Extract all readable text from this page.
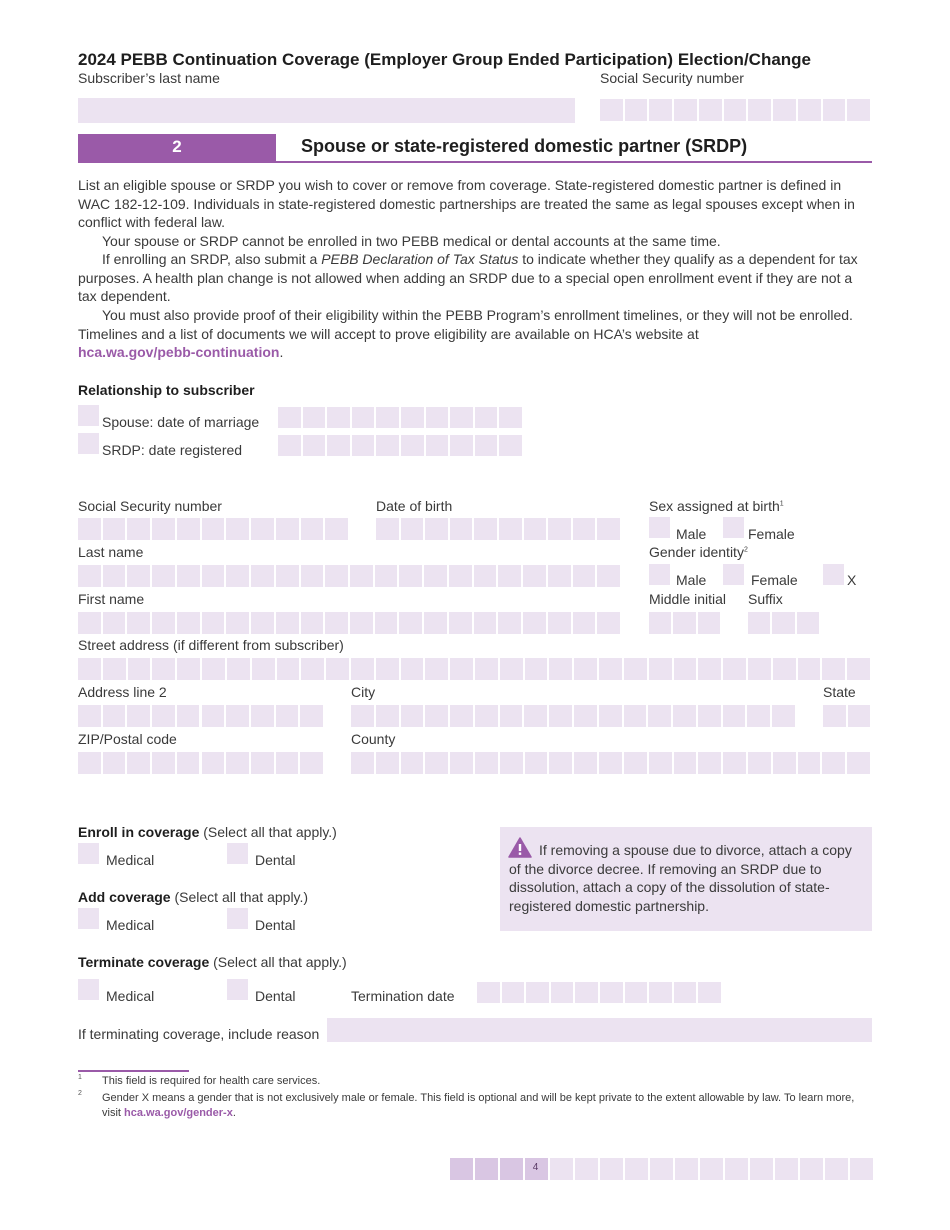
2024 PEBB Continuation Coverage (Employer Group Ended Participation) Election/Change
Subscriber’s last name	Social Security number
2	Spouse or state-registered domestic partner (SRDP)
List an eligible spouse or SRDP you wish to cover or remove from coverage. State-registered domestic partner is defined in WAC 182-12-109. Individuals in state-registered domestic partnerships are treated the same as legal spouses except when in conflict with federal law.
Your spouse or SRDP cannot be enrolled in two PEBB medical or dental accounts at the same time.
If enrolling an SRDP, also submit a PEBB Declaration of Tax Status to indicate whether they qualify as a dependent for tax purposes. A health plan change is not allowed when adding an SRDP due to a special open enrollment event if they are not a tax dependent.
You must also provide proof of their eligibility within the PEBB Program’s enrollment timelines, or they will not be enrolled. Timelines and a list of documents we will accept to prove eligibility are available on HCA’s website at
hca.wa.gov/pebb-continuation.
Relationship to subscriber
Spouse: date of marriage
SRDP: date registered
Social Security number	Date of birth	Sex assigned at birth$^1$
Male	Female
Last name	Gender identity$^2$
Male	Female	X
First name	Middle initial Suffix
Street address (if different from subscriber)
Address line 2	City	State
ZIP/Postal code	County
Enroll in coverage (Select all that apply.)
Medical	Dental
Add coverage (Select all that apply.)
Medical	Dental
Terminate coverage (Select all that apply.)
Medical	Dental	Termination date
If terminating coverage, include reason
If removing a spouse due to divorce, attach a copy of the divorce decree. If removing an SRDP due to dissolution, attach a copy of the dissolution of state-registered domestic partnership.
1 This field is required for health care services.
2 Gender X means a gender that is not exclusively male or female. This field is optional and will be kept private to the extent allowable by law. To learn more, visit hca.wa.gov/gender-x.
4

Work to complete:
Please set down each line of the data above exactly as written, without the pictures.

Reply:
Extract all readable text from this page.
2024 PEBB Continuation Coverage (Employer Group Ended Participation) Election/Change
Subscriber’s last name	Social Security number
2	Spouse or state-registered domestic partner (SRDP)
List an eligible spouse or SRDP you wish to cover or remove from coverage. State-registered domestic partner is defined in WAC 182-12-109. Individuals in state-registered domestic partnerships are treated the same as legal spouses except when in conflict with federal law.
Your spouse or SRDP cannot be enrolled in two PEBB medical or dental accounts at the same time.
If enrolling an SRDP, also submit a PEBB Declaration of Tax Status to indicate whether they qualify as a dependent for tax purposes. A health plan change is not allowed when adding an SRDP due to a special open enrollment event if they are not a tax dependent.
You must also provide proof of their eligibility within the PEBB Program’s enrollment timelines, or they will not be enrolled. Timelines and a list of documents we will accept to prove eligibility are available on HCA’s website at
hca.wa.gov/pebb-continuation.
Relationship to subscriber
Spouse: date of marriage
SRDP: date registered
Social Security number	Date of birth	Sex assigned at birth$^1$
Male	Female
Last name	Gender identity$^2$
Male	Female	X
First name	Middle initial Suffix
Street address (if different from subscriber)
Address line 2	City	State
ZIP/Postal code	County
Enroll in coverage (Select all that apply.)
Medical	Dental
Add coverage (Select all that apply.)
Medical	Dental
Terminate coverage (Select all that apply.)
Medical	Dental	Termination date
If terminating coverage, include reason
If removing a spouse due to divorce, attach a copy of the divorce decree. If removing an SRDP due to dissolution, attach a copy of the dissolution of state-registered domestic partnership.
1 This field is required for health care services.
2 Gender X means a gender that is not exclusively male or female. This field is optional and will be kept private to the extent allowable by law. To learn more, visit hca.wa.gov/gender-x.
4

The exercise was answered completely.